• **DATA FOR PROCESSING**:
▶

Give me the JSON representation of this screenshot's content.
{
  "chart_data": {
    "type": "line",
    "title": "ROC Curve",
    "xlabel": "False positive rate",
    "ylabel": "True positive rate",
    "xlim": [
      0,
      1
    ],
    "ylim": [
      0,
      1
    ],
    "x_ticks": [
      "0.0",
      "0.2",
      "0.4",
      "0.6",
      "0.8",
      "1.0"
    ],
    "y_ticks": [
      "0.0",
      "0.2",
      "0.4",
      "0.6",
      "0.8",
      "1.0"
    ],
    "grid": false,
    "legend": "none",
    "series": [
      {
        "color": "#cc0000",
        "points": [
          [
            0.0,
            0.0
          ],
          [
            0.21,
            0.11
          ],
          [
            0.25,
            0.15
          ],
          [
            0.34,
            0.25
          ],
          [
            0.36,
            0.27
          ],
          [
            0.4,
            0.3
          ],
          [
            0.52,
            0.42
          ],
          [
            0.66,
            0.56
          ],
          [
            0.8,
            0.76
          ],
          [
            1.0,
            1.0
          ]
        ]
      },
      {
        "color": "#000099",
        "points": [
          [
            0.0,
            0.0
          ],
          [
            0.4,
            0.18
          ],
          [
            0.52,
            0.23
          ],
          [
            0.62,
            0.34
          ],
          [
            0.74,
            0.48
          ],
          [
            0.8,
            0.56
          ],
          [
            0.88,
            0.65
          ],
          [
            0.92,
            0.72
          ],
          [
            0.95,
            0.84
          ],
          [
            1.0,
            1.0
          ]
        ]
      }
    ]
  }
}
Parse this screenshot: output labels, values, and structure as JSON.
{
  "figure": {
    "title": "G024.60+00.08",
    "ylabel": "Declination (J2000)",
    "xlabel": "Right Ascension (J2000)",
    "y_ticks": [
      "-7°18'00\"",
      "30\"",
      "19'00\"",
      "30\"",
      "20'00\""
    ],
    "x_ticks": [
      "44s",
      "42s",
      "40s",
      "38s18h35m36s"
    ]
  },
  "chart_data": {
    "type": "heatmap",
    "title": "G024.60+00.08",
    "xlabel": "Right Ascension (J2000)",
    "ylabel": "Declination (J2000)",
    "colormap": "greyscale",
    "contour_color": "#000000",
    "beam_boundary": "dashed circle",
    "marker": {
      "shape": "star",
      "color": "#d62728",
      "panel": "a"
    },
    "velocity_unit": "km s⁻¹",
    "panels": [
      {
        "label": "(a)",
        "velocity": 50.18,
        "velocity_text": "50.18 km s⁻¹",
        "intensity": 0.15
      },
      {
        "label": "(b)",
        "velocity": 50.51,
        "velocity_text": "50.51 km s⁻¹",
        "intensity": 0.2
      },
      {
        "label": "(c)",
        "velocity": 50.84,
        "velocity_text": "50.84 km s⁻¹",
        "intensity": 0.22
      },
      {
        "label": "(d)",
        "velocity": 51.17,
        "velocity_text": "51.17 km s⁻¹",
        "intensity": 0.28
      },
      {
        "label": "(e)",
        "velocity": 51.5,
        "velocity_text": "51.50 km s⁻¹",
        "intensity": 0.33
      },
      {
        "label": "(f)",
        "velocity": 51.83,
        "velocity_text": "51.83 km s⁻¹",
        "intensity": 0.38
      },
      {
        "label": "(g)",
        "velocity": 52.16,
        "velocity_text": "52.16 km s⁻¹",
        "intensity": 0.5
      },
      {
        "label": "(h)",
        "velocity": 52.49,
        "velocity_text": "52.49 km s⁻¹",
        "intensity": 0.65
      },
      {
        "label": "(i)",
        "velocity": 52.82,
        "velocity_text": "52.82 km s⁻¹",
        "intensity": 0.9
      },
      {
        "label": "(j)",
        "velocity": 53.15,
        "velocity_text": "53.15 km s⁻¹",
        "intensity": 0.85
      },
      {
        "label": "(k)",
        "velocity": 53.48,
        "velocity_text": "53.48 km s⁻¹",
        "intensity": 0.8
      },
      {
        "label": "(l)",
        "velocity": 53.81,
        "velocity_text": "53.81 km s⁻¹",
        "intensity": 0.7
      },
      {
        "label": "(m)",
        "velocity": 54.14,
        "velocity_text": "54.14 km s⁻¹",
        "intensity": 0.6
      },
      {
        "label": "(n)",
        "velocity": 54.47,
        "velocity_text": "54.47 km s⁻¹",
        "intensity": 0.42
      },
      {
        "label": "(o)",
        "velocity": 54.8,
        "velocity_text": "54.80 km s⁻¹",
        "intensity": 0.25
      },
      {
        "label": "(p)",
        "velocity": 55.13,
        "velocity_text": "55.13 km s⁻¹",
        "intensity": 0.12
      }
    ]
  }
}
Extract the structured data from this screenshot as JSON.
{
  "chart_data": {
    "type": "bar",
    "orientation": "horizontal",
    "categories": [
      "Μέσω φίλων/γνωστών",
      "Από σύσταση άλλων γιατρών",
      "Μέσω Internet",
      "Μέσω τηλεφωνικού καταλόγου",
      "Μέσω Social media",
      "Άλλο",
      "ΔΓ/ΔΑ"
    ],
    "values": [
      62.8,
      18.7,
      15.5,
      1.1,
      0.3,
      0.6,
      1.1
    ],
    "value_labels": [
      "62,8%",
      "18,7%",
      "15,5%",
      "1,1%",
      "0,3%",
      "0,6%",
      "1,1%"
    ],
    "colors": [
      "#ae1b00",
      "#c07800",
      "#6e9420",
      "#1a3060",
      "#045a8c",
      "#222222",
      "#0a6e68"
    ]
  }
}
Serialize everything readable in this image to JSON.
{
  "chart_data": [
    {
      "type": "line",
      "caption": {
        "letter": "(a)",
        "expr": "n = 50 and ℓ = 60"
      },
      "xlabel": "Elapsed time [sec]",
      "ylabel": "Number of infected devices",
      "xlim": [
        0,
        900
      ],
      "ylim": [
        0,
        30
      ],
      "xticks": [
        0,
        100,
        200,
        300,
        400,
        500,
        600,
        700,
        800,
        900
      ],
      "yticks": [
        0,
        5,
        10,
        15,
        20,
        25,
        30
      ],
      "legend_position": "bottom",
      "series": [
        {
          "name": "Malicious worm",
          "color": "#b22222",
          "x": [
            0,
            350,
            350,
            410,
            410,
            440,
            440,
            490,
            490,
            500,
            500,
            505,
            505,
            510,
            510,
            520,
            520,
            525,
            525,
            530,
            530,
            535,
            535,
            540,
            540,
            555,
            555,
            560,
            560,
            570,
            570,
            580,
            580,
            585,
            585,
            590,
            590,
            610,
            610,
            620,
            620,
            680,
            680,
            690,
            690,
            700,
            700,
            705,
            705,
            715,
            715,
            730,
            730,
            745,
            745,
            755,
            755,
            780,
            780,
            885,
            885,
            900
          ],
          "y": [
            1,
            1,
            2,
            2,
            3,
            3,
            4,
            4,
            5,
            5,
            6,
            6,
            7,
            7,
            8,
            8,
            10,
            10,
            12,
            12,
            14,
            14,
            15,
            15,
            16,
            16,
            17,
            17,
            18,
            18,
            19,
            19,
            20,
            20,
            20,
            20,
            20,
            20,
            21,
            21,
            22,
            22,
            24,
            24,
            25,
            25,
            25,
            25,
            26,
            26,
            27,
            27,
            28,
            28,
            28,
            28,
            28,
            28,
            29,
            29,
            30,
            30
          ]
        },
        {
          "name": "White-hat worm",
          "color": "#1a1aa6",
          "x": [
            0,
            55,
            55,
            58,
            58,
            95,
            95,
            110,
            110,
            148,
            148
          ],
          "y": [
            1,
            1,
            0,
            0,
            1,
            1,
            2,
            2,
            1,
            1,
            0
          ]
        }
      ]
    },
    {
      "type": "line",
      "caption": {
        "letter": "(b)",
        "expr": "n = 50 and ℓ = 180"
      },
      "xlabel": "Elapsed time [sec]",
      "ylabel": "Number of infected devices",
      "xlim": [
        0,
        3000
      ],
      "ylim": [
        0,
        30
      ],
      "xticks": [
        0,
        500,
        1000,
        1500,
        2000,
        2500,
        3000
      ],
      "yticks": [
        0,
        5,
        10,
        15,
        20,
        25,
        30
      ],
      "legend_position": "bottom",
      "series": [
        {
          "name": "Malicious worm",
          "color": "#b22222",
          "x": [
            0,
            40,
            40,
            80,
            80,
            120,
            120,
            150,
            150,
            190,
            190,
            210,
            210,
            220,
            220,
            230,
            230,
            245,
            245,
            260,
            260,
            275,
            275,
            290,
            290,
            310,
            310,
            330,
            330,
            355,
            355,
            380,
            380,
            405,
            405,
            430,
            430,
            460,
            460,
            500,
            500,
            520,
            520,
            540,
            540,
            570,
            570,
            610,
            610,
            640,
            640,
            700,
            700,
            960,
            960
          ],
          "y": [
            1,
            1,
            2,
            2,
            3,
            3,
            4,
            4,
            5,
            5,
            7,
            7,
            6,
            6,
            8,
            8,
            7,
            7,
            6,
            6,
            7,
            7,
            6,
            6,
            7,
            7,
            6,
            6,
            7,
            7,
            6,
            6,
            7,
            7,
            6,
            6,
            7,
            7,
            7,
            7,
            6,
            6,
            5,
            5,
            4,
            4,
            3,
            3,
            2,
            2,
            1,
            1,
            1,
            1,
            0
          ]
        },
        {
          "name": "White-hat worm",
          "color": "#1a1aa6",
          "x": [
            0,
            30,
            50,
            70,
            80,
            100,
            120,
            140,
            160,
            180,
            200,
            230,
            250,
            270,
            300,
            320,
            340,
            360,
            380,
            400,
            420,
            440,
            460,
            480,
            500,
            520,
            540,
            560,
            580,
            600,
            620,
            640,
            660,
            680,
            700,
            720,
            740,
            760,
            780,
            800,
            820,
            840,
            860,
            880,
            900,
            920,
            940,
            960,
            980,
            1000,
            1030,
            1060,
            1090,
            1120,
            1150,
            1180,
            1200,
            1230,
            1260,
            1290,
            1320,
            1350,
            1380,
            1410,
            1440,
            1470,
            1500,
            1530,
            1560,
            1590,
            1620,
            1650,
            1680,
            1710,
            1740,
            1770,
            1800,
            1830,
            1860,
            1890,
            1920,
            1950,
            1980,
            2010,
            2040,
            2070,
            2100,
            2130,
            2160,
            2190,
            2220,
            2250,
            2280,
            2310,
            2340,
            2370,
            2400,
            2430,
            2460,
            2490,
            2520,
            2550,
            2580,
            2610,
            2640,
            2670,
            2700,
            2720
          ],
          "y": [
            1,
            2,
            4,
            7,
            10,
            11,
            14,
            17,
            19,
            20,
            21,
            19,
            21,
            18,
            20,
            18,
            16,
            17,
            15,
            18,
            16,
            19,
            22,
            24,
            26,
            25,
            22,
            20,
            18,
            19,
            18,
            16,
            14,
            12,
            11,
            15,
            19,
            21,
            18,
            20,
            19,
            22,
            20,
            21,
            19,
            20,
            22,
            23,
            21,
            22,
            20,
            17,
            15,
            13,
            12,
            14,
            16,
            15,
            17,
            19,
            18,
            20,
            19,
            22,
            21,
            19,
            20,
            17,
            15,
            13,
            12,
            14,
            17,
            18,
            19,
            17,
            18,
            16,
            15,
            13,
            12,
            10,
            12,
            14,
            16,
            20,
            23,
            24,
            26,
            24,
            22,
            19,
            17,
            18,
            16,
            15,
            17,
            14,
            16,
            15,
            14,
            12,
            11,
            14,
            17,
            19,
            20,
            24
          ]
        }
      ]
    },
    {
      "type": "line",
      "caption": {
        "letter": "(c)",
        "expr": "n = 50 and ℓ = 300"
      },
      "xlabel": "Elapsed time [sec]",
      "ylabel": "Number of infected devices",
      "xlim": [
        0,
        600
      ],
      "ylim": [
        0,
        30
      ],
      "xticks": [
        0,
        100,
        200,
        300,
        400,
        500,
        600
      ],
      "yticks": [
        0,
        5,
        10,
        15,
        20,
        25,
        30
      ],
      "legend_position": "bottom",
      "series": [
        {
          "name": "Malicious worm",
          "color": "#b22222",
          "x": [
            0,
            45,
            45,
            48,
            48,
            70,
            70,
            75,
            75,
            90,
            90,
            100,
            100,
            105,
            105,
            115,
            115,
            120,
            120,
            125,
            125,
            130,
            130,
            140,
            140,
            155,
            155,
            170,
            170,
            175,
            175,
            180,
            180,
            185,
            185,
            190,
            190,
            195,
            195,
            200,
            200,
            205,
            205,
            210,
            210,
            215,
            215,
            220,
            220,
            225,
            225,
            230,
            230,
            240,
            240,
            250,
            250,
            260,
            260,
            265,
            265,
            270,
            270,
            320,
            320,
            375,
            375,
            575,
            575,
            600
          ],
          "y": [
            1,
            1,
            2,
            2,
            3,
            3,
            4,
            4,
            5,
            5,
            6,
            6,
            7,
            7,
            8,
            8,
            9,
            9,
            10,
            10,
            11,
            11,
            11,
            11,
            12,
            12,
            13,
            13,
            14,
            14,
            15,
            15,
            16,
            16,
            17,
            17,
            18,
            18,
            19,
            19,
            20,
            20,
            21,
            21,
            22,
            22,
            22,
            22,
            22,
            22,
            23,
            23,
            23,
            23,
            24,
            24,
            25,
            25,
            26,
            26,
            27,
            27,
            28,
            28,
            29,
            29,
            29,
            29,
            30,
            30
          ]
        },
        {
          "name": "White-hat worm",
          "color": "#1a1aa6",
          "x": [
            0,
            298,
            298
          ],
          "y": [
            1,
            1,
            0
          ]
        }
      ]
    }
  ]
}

◀

Copy each line of the listing that holds the word "rate".

• **THE ANSWER**:
    "xlabel": "False positive rate",
    "ylabel": "True positive rate",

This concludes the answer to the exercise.